§ Input rows
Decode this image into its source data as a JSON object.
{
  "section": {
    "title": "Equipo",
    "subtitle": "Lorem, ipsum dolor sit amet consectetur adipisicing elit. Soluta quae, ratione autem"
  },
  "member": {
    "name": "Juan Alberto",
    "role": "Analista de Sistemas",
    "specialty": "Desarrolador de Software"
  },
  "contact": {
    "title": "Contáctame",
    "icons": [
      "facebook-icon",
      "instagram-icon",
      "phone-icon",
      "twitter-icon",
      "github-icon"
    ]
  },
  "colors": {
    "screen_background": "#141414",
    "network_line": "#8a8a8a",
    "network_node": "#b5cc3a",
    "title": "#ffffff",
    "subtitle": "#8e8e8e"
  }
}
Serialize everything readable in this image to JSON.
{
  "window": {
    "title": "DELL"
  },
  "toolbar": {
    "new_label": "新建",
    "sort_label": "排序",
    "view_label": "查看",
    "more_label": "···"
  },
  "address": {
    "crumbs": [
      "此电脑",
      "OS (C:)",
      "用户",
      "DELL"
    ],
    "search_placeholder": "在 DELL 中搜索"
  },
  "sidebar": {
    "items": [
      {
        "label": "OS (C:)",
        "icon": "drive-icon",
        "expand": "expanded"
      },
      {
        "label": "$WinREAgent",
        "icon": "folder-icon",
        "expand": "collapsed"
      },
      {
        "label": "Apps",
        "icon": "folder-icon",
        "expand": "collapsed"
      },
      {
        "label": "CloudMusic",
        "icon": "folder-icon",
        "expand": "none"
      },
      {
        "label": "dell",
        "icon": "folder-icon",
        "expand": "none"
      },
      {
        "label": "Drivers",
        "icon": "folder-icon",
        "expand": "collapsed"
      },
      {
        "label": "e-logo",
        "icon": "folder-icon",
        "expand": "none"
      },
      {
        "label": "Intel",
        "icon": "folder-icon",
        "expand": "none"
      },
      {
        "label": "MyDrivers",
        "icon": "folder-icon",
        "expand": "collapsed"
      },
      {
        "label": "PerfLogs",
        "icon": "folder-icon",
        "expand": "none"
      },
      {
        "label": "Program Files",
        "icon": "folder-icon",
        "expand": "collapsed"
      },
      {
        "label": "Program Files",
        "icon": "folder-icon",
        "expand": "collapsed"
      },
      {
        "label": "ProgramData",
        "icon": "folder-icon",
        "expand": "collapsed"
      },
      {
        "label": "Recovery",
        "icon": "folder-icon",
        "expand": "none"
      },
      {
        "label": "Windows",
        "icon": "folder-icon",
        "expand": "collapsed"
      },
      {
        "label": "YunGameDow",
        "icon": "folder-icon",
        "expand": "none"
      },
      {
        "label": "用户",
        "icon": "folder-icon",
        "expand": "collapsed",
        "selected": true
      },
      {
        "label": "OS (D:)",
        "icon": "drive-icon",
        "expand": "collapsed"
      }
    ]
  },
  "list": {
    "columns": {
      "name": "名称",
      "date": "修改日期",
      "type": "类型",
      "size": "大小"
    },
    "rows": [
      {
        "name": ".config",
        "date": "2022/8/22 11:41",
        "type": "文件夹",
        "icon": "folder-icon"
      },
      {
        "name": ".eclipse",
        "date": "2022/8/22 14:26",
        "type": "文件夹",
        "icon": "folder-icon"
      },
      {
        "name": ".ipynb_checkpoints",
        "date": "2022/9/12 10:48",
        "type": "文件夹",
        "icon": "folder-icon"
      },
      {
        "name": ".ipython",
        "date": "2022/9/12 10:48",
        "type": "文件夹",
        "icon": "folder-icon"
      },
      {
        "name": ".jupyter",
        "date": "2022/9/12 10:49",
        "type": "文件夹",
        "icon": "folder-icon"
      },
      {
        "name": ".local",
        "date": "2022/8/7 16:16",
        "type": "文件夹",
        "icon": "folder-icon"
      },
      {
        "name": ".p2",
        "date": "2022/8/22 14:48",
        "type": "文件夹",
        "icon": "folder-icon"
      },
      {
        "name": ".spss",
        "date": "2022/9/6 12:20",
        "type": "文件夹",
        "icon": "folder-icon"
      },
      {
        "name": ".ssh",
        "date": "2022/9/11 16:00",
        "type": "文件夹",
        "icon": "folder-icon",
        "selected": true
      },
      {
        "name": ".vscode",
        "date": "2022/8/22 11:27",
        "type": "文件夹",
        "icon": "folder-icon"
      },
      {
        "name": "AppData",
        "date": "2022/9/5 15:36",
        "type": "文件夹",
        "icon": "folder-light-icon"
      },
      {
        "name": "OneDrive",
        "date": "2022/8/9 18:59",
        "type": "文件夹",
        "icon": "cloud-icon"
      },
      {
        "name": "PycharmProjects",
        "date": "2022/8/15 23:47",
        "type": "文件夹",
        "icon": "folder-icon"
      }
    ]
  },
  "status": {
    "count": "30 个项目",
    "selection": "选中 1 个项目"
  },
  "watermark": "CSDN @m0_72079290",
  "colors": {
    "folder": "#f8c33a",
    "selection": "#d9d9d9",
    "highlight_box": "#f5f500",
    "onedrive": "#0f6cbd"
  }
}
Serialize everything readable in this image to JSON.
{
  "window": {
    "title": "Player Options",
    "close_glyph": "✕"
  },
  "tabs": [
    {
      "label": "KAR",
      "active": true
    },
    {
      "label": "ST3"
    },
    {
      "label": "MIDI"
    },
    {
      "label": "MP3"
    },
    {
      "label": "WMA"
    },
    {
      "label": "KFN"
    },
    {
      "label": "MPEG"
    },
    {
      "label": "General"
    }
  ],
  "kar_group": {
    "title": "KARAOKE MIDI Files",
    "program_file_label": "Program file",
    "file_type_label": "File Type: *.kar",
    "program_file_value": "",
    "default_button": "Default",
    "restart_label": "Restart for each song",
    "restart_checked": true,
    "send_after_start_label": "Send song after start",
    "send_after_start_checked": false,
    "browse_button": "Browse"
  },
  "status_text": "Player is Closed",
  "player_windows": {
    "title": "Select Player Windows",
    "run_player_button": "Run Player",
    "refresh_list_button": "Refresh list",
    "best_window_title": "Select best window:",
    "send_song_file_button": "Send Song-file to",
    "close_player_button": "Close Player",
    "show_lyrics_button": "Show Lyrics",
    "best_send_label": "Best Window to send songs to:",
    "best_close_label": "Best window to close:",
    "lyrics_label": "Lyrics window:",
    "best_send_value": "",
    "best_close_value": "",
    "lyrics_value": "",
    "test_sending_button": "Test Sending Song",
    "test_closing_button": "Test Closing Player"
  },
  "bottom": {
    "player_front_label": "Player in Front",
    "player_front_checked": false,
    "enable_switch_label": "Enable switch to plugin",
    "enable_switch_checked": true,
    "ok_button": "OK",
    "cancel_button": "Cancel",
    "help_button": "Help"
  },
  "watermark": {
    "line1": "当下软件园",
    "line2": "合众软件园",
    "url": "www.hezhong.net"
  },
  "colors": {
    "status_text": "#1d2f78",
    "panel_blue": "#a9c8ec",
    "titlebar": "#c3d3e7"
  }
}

§ Request
Print all of the entries exactly as they appear.

§ Result for this exercise
Decode this image into its source data as a JSON object.
{
  "section": {
    "title": "Equipo",
    "subtitle": "Lorem, ipsum dolor sit amet consectetur adipisicing elit. Soluta quae, ratione autem"
  },
  "member": {
    "name": "Juan Alberto",
    "role": "Analista de Sistemas",
    "specialty": "Desarrolador de Software"
  },
  "contact": {
    "title": "Contáctame",
    "icons": [
      "facebook-icon",
      "instagram-icon",
      "phone-icon",
      "twitter-icon",
      "github-icon"
    ]
  },
  "colors": {
    "screen_background": "#141414",
    "network_line": "#8a8a8a",
    "network_node": "#b5cc3a",
    "title": "#ffffff",
    "subtitle": "#8e8e8e"
  }
}
Serialize everything readable in this image to JSON.
{
  "window": {
    "title": "DELL"
  },
  "toolbar": {
    "new_label": "新建",
    "sort_label": "排序",
    "view_label": "查看",
    "more_label": "···"
  },
  "address": {
    "crumbs": [
      "此电脑",
      "OS (C:)",
      "用户",
      "DELL"
    ],
    "search_placeholder": "在 DELL 中搜索"
  },
  "sidebar": {
    "items": [
      {
        "label": "OS (C:)",
        "icon": "drive-icon",
        "expand": "expanded"
      },
      {
        "label": "$WinREAgent",
        "icon": "folder-icon",
        "expand": "collapsed"
      },
      {
        "label": "Apps",
        "icon": "folder-icon",
        "expand": "collapsed"
      },
      {
        "label": "CloudMusic",
        "icon": "folder-icon",
        "expand": "none"
      },
      {
        "label": "dell",
        "icon": "folder-icon",
        "expand": "none"
      },
      {
        "label": "Drivers",
        "icon": "folder-icon",
        "expand": "collapsed"
      },
      {
        "label": "e-logo",
        "icon": "folder-icon",
        "expand": "none"
      },
      {
        "label": "Intel",
        "icon": "folder-icon",
        "expand": "none"
      },
      {
        "label": "MyDrivers",
        "icon": "folder-icon",
        "expand": "collapsed"
      },
      {
        "label": "PerfLogs",
        "icon": "folder-icon",
        "expand": "none"
      },
      {
        "label": "Program Files",
        "icon": "folder-icon",
        "expand": "collapsed"
      },
      {
        "label": "Program Files",
        "icon": "folder-icon",
        "expand": "collapsed"
      },
      {
        "label": "ProgramData",
        "icon": "folder-icon",
        "expand": "collapsed"
      },
      {
        "label": "Recovery",
        "icon": "folder-icon",
        "expand": "none"
      },
      {
        "label": "Windows",
        "icon": "folder-icon",
        "expand": "collapsed"
      },
      {
        "label": "YunGameDow",
        "icon": "folder-icon",
        "expand": "none"
      },
      {
        "label": "用户",
        "icon": "folder-icon",
        "expand": "collapsed",
        "selected": true
      },
      {
        "label": "OS (D:)",
        "icon": "drive-icon",
        "expand": "collapsed"
      }
    ]
  },
  "list": {
    "columns": {
      "name": "名称",
      "date": "修改日期",
      "type": "类型",
      "size": "大小"
    },
    "rows": [
      {
        "name": ".config",
        "date": "2022/8/22 11:41",
        "type": "文件夹",
        "icon": "folder-icon"
      },
      {
        "name": ".eclipse",
        "date": "2022/8/22 14:26",
        "type": "文件夹",
        "icon": "folder-icon"
      },
      {
        "name": ".ipynb_checkpoints",
        "date": "2022/9/12 10:48",
        "type": "文件夹",
        "icon": "folder-icon"
      },
      {
        "name": ".ipython",
        "date": "2022/9/12 10:48",
        "type": "文件夹",
        "icon": "folder-icon"
      },
      {
        "name": ".jupyter",
        "date": "2022/9/12 10:49",
        "type": "文件夹",
        "icon": "folder-icon"
      },
      {
        "name": ".local",
        "date": "2022/8/7 16:16",
        "type": "文件夹",
        "icon": "folder-icon"
      },
      {
        "name": ".p2",
        "date": "2022/8/22 14:48",
        "type": "文件夹",
        "icon": "folder-icon"
      },
      {
        "name": ".spss",
        "date": "2022/9/6 12:20",
        "type": "文件夹",
        "icon": "folder-icon"
      },
      {
        "name": ".ssh",
        "date": "2022/9/11 16:00",
        "type": "文件夹",
        "icon": "folder-icon",
        "selected": true
      },
      {
        "name": ".vscode",
        "date": "2022/8/22 11:27",
        "type": "文件夹",
        "icon": "folder-icon"
      },
      {
        "name": "AppData",
        "date": "2022/9/5 15:36",
        "type": "文件夹",
        "icon": "folder-light-icon"
      },
      {
        "name": "OneDrive",
        "date": "2022/8/9 18:59",
        "type": "文件夹",
        "icon": "cloud-icon"
      },
      {
        "name": "PycharmProjects",
        "date": "2022/8/15 23:47",
        "type": "文件夹",
        "icon": "folder-icon"
      }
    ]
  },
  "status": {
    "count": "30 个项目",
    "selection": "选中 1 个项目"
  },
  "watermark": "CSDN @m0_72079290",
  "colors": {
    "folder": "#f8c33a",
    "selection": "#d9d9d9",
    "highlight_box": "#f5f500",
    "onedrive": "#0f6cbd"
  }
}
Serialize everything readable in this image to JSON.
{
  "window": {
    "title": "Player Options",
    "close_glyph": "✕"
  },
  "tabs": [
    {
      "label": "KAR",
      "active": true
    },
    {
      "label": "ST3"
    },
    {
      "label": "MIDI"
    },
    {
      "label": "MP3"
    },
    {
      "label": "WMA"
    },
    {
      "label": "KFN"
    },
    {
      "label": "MPEG"
    },
    {
      "label": "General"
    }
  ],
  "kar_group": {
    "title": "KARAOKE MIDI Files",
    "program_file_label": "Program file",
    "file_type_label": "File Type: *.kar",
    "program_file_value": "",
    "default_button": "Default",
    "restart_label": "Restart for each song",
    "restart_checked": true,
    "send_after_start_label": "Send song after start",
    "send_after_start_checked": false,
    "browse_button": "Browse"
  },
  "status_text": "Player is Closed",
  "player_windows": {
    "title": "Select Player Windows",
    "run_player_button": "Run Player",
    "refresh_list_button": "Refresh list",
    "best_window_title": "Select best window:",
    "send_song_file_button": "Send Song-file to",
    "close_player_button": "Close Player",
    "show_lyrics_button": "Show Lyrics",
    "best_send_label": "Best Window to send songs to:",
    "best_close_label": "Best window to close:",
    "lyrics_label": "Lyrics window:",
    "best_send_value": "",
    "best_close_value": "",
    "lyrics_value": "",
    "test_sending_button": "Test Sending Song",
    "test_closing_button": "Test Closing Player"
  },
  "bottom": {
    "player_front_label": "Player in Front",
    "player_front_checked": false,
    "enable_switch_label": "Enable switch to plugin",
    "enable_switch_checked": true,
    "ok_button": "OK",
    "cancel_button": "Cancel",
    "help_button": "Help"
  },
  "watermark": {
    "line1": "当下软件园",
    "line2": "合众软件园",
    "url": "www.hezhong.net"
  },
  "colors": {
    "status_text": "#1d2f78",
    "panel_blue": "#a9c8ec",
    "titlebar": "#c3d3e7"
  }
}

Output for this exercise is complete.